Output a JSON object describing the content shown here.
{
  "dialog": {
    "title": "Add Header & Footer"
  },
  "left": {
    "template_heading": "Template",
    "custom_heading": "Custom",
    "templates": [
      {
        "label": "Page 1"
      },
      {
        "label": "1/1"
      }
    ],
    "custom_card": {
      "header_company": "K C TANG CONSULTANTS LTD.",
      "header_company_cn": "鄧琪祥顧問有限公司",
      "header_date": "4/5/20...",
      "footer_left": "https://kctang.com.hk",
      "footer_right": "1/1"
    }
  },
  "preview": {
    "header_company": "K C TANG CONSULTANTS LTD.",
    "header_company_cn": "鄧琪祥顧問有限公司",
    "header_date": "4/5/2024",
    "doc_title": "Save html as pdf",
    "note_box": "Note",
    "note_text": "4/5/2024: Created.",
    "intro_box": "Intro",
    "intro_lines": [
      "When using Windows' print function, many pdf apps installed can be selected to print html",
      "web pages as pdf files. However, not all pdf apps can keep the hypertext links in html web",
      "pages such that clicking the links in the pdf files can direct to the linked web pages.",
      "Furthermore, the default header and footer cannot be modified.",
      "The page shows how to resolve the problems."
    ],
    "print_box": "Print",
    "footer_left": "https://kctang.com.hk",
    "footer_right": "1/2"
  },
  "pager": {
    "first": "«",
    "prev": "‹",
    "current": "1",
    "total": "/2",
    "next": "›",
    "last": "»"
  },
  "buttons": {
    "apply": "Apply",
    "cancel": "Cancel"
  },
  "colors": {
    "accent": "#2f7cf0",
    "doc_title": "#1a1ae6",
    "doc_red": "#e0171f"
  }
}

• YOUR OBJECTIVE:
Select the lines that carry the string "html" and copy them.

• FULL SOLUTION:
    "doc_title": "Save html as pdf",
      "When using Windows' print function, many pdf apps installed can be selected to print html",
      "web pages as pdf files. However, not all pdf apps can keep the hypertext links in html web",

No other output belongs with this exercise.